[Stored data]
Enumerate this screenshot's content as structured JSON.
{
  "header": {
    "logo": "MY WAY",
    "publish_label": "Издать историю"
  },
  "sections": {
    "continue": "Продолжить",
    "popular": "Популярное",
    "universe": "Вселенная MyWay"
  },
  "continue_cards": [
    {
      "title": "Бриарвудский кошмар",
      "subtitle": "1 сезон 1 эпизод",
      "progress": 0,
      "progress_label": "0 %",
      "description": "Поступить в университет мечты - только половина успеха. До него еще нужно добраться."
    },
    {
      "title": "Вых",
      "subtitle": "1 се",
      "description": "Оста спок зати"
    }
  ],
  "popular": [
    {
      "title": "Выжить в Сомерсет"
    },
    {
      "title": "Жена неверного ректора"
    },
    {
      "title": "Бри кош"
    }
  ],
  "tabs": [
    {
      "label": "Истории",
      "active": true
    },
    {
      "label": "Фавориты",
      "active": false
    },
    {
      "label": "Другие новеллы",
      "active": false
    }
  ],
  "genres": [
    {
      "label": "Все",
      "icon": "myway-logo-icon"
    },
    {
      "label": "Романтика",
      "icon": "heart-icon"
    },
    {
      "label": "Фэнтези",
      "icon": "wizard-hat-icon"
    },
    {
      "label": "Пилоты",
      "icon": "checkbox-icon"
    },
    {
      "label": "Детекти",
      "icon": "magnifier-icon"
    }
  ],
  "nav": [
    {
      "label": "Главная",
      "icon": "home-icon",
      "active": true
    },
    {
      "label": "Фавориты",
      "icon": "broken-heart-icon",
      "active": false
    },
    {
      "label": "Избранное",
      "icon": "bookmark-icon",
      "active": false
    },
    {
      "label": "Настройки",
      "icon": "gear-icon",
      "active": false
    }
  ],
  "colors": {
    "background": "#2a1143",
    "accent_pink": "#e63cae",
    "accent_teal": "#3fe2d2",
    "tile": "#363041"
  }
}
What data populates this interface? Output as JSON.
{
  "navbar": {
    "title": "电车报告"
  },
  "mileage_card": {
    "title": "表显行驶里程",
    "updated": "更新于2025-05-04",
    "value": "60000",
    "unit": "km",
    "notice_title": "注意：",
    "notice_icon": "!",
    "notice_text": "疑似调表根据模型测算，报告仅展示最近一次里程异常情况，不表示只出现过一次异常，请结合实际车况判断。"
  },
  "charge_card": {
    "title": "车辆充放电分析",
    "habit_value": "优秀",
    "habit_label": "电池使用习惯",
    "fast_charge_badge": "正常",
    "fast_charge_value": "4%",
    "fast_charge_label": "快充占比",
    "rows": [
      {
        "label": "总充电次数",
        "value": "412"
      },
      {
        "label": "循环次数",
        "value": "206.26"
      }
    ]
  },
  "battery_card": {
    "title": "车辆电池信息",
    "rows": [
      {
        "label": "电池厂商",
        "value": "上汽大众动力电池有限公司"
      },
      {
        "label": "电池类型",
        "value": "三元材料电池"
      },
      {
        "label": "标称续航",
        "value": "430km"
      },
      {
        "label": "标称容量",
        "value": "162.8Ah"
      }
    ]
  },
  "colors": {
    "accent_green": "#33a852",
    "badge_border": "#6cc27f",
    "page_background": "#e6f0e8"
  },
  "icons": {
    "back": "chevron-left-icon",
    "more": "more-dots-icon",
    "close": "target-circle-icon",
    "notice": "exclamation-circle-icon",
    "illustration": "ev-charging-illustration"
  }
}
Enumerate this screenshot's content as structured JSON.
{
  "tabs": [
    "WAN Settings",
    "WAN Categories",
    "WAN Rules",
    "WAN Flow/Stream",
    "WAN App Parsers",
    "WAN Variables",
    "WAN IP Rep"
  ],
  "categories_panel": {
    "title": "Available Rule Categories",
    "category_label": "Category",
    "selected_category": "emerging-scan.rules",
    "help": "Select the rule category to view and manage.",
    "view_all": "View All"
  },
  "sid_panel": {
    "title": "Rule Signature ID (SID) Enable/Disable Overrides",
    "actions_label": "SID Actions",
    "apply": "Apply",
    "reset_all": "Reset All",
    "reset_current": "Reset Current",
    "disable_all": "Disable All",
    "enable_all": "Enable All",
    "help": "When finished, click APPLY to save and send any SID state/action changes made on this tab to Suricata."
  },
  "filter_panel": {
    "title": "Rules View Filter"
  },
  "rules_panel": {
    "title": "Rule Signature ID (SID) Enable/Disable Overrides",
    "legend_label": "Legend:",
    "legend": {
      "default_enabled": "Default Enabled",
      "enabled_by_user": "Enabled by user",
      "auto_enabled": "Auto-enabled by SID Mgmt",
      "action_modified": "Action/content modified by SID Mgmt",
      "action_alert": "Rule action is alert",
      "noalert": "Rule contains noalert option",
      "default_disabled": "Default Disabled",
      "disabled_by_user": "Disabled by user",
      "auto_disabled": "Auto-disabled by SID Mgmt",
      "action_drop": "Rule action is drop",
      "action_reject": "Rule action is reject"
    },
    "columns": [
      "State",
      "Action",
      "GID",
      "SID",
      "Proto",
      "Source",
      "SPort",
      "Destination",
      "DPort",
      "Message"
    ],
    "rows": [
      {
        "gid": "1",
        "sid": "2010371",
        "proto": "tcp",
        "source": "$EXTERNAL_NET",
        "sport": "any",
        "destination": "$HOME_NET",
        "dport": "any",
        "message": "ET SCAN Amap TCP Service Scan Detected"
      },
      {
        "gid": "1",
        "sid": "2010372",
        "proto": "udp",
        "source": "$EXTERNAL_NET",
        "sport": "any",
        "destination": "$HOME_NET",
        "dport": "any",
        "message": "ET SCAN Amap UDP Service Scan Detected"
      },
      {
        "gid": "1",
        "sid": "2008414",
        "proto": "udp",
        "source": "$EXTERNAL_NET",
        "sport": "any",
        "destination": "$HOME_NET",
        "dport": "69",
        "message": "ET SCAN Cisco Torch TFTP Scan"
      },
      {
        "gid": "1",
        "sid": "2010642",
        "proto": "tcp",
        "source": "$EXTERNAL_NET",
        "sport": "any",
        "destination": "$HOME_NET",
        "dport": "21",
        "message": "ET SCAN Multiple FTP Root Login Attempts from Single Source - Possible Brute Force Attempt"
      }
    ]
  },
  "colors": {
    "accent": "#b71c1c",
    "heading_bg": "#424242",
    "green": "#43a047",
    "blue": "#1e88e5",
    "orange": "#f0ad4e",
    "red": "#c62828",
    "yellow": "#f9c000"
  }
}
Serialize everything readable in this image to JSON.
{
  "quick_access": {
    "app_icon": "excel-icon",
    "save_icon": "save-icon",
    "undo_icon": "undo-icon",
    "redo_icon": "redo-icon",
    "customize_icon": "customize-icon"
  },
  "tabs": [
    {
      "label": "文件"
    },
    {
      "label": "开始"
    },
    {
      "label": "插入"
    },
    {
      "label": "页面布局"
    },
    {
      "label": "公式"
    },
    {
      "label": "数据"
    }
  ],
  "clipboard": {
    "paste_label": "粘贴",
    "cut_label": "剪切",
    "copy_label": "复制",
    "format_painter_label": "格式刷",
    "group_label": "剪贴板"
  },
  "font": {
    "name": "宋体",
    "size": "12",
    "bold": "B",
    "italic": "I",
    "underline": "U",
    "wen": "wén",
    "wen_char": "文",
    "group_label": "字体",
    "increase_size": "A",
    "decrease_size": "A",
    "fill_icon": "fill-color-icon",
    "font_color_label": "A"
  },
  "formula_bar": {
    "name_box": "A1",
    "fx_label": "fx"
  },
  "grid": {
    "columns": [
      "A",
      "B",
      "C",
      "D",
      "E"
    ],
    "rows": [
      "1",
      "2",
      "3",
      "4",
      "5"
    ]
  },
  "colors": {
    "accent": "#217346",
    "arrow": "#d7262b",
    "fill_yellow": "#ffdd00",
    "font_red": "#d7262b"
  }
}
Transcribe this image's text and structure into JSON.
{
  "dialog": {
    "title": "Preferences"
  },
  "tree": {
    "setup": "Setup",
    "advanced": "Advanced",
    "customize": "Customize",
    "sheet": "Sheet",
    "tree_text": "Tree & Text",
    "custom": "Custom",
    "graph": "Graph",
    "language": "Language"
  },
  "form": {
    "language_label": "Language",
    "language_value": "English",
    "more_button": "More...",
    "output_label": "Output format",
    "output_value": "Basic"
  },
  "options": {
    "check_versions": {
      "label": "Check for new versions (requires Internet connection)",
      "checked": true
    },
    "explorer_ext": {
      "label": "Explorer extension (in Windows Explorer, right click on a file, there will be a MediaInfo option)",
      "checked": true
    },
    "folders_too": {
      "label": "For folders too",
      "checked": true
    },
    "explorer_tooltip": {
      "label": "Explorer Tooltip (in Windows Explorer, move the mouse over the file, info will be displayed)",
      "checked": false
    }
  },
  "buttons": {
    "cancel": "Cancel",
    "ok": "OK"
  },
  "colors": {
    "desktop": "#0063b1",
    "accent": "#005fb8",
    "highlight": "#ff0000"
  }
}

Exercise aim:
Repeat only the stretch of lines that begins at the line containing "Transcribe this image's" and ends at the last line above, both included.

Reply:
Transcribe this image's text and structure into JSON.
{
  "dialog": {
    "title": "Preferences"
  },
  "tree": {
    "setup": "Setup",
    "advanced": "Advanced",
    "customize": "Customize",
    "sheet": "Sheet",
    "tree_text": "Tree & Text",
    "custom": "Custom",
    "graph": "Graph",
    "language": "Language"
  },
  "form": {
    "language_label": "Language",
    "language_value": "English",
    "more_button": "More...",
    "output_label": "Output format",
    "output_value": "Basic"
  },
  "options": {
    "check_versions": {
      "label": "Check for new versions (requires Internet connection)",
      "checked": true
    },
    "explorer_ext": {
      "label": "Explorer extension (in Windows Explorer, right click on a file, there will be a MediaInfo option)",
      "checked": true
    },
    "folders_too": {
      "label": "For folders too",
      "checked": true
    },
    "explorer_tooltip": {
      "label": "Explorer Tooltip (in Windows Explorer, move the mouse over the file, info will be displayed)",
      "checked": false
    }
  },
  "buttons": {
    "cancel": "Cancel",
    "ok": "OK"
  },
  "colors": {
    "desktop": "#0063b1",
    "accent": "#005fb8",
    "highlight": "#ff0000"
  }
}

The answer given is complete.